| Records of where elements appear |

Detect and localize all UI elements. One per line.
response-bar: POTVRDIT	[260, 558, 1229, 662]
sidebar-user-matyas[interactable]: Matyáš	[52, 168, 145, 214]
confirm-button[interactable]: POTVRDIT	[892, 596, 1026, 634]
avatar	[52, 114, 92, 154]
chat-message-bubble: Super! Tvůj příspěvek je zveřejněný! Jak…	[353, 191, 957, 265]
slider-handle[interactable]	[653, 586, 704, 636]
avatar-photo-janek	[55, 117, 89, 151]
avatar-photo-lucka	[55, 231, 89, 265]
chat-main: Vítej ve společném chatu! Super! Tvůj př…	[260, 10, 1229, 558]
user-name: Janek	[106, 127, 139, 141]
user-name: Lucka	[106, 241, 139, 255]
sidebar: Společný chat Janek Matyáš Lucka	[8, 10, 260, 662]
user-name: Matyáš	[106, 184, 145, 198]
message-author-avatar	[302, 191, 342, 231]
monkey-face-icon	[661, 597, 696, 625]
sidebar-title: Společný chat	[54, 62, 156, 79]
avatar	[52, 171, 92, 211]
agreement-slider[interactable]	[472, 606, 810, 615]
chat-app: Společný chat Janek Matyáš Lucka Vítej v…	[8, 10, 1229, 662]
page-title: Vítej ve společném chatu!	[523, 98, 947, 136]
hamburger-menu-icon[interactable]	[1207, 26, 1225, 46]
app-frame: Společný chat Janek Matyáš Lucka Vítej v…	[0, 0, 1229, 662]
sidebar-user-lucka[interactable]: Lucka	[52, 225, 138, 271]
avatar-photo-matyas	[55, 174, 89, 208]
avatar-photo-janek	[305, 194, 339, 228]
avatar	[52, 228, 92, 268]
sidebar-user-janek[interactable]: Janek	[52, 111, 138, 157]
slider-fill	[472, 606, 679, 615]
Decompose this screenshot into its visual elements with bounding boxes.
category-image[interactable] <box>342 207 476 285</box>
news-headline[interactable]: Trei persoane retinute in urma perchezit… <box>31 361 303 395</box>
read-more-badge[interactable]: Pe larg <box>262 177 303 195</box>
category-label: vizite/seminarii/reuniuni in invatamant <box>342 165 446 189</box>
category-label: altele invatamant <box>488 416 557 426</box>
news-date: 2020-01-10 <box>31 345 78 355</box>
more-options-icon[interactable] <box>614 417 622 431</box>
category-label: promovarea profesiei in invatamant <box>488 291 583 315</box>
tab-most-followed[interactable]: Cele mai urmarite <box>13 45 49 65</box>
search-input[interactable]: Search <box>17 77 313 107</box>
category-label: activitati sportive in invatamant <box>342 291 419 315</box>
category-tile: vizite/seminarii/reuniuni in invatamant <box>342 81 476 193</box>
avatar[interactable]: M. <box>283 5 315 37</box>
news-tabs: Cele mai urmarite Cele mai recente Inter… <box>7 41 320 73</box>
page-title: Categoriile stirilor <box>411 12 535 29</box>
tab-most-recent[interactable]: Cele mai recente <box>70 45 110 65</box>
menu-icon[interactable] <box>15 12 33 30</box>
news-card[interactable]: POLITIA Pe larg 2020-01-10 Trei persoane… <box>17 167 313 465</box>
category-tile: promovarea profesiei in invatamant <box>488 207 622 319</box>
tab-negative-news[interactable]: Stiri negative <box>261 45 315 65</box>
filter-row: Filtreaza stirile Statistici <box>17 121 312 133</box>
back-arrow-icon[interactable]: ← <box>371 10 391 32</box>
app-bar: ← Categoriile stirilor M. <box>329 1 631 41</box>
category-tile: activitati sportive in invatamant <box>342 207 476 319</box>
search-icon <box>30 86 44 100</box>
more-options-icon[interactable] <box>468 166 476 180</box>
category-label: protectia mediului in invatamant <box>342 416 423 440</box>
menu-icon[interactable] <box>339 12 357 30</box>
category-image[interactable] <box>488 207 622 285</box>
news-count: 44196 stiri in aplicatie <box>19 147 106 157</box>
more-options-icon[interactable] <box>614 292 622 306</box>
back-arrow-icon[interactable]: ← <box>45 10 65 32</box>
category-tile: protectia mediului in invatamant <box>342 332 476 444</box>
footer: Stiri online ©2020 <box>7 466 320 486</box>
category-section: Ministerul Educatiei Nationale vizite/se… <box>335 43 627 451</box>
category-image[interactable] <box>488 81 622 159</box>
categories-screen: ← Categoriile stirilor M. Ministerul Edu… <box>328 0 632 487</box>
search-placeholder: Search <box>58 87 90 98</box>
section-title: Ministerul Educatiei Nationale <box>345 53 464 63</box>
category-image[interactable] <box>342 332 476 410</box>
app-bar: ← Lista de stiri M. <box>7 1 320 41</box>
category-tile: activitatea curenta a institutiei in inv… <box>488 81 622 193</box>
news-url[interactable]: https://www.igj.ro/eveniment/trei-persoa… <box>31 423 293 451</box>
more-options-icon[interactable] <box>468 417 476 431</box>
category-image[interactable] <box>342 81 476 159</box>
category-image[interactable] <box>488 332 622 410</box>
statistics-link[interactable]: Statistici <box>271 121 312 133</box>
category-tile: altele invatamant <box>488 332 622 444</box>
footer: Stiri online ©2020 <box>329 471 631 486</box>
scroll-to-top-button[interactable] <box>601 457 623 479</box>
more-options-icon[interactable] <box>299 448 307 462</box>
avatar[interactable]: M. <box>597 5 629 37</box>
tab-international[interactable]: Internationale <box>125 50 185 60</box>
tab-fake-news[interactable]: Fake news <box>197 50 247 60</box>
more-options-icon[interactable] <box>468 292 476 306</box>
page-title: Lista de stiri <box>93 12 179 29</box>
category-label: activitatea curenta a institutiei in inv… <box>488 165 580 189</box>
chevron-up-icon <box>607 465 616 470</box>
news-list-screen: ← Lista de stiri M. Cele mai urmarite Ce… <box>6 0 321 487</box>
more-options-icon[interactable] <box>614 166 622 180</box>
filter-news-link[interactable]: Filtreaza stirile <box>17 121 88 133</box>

| Task instructions |
Write out every line of the items above word for word, with nothing changed or left out.

| Response |
Detect and localize all UI elements. One per line.
response-bar: POTVRDIT	[260, 558, 1229, 662]
sidebar-user-matyas[interactable]: Matyáš	[52, 168, 145, 214]
confirm-button[interactable]: POTVRDIT	[892, 596, 1026, 634]
avatar	[52, 114, 92, 154]
chat-message-bubble: Super! Tvůj příspěvek je zveřejněný! Jak…	[353, 191, 957, 265]
slider-handle[interactable]	[653, 586, 704, 636]
avatar-photo-janek	[55, 117, 89, 151]
avatar-photo-lucka	[55, 231, 89, 265]
chat-main: Vítej ve společném chatu! Super! Tvůj př…	[260, 10, 1229, 558]
user-name: Janek	[106, 127, 139, 141]
user-name: Lucka	[106, 241, 139, 255]
sidebar: Společný chat Janek Matyáš Lucka	[8, 10, 260, 662]
user-name: Matyáš	[106, 184, 145, 198]
message-author-avatar	[302, 191, 342, 231]
monkey-face-icon	[661, 597, 696, 625]
sidebar-title: Společný chat	[54, 62, 156, 79]
avatar	[52, 171, 92, 211]
agreement-slider[interactable]	[472, 606, 810, 615]
chat-app: Společný chat Janek Matyáš Lucka Vítej v…	[8, 10, 1229, 662]
page-title: Vítej ve společném chatu!	[523, 98, 947, 136]
hamburger-menu-icon[interactable]	[1207, 26, 1225, 46]
app-frame: Společný chat Janek Matyáš Lucka Vítej v…	[0, 0, 1229, 662]
sidebar-user-lucka[interactable]: Lucka	[52, 225, 138, 271]
avatar-photo-matyas	[55, 174, 89, 208]
avatar-photo-janek	[305, 194, 339, 228]
avatar	[52, 228, 92, 268]
sidebar-user-janek[interactable]: Janek	[52, 111, 138, 157]
slider-fill	[472, 606, 679, 615]
Decompose this screenshot into its visual elements with bounding boxes.
category-image[interactable] <box>342 207 476 285</box>
news-headline[interactable]: Trei persoane retinute in urma perchezit… <box>31 361 303 395</box>
read-more-badge[interactable]: Pe larg <box>262 177 303 195</box>
category-label: vizite/seminarii/reuniuni in invatamant <box>342 165 446 189</box>
category-label: altele invatamant <box>488 416 557 426</box>
news-date: 2020-01-10 <box>31 345 78 355</box>
more-options-icon[interactable] <box>614 417 622 431</box>
category-label: promovarea profesiei in invatamant <box>488 291 583 315</box>
tab-most-followed[interactable]: Cele mai urmarite <box>13 45 49 65</box>
search-input[interactable]: Search <box>17 77 313 107</box>
category-label: activitati sportive in invatamant <box>342 291 419 315</box>
category-tile: vizite/seminarii/reuniuni in invatamant <box>342 81 476 193</box>
avatar[interactable]: M. <box>283 5 315 37</box>
news-tabs: Cele mai urmarite Cele mai recente Inter… <box>7 41 320 73</box>
page-title: Categoriile stirilor <box>411 12 535 29</box>
tab-most-recent[interactable]: Cele mai recente <box>70 45 110 65</box>
menu-icon[interactable] <box>15 12 33 30</box>
news-card[interactable]: POLITIA Pe larg 2020-01-10 Trei persoane… <box>17 167 313 465</box>
category-tile: promovarea profesiei in invatamant <box>488 207 622 319</box>
tab-negative-news[interactable]: Stiri negative <box>261 45 315 65</box>
filter-row: Filtreaza stirile Statistici <box>17 121 312 133</box>
back-arrow-icon[interactable]: ← <box>371 10 391 32</box>
app-bar: ← Categoriile stirilor M. <box>329 1 631 41</box>
category-tile: activitati sportive in invatamant <box>342 207 476 319</box>
search-icon <box>30 86 44 100</box>
more-options-icon[interactable] <box>468 166 476 180</box>
category-label: protectia mediului in invatamant <box>342 416 423 440</box>
menu-icon[interactable] <box>339 12 357 30</box>
category-image[interactable] <box>488 207 622 285</box>
news-count: 44196 stiri in aplicatie <box>19 147 106 157</box>
more-options-icon[interactable] <box>614 292 622 306</box>
back-arrow-icon[interactable]: ← <box>45 10 65 32</box>
category-tile: protectia mediului in invatamant <box>342 332 476 444</box>
footer: Stiri online ©2020 <box>7 466 320 486</box>
category-section: Ministerul Educatiei Nationale vizite/se… <box>335 43 627 451</box>
category-image[interactable] <box>488 81 622 159</box>
categories-screen: ← Categoriile stirilor M. Ministerul Edu… <box>328 0 632 487</box>
search-placeholder: Search <box>58 87 90 98</box>
section-title: Ministerul Educatiei Nationale <box>345 53 464 63</box>
category-image[interactable] <box>342 332 476 410</box>
app-bar: ← Lista de stiri M. <box>7 1 320 41</box>
category-tile: activitatea curenta a institutiei in inv… <box>488 81 622 193</box>
news-url[interactable]: https://www.igj.ro/eveniment/trei-persoa… <box>31 423 293 451</box>
more-options-icon[interactable] <box>468 417 476 431</box>
category-image[interactable] <box>342 81 476 159</box>
category-image[interactable] <box>488 332 622 410</box>
statistics-link[interactable]: Statistici <box>271 121 312 133</box>
category-tile: altele invatamant <box>488 332 622 444</box>
footer: Stiri online ©2020 <box>329 471 631 486</box>
scroll-to-top-button[interactable] <box>601 457 623 479</box>
more-options-icon[interactable] <box>299 448 307 462</box>
avatar[interactable]: M. <box>597 5 629 37</box>
tab-international[interactable]: Internationale <box>125 50 185 60</box>
tab-fake-news[interactable]: Fake news <box>197 50 247 60</box>
more-options-icon[interactable] <box>468 292 476 306</box>
page-title: Lista de stiri <box>93 12 179 29</box>
category-label: activitatea curenta a institutiei in inv… <box>488 165 580 189</box>
chevron-up-icon <box>607 465 616 470</box>
news-list-screen: ← Lista de stiri M. Cele mai urmarite Ce… <box>6 0 321 487</box>
more-options-icon[interactable] <box>614 166 622 180</box>
filter-news-link[interactable]: Filtreaza stirile <box>17 121 88 133</box>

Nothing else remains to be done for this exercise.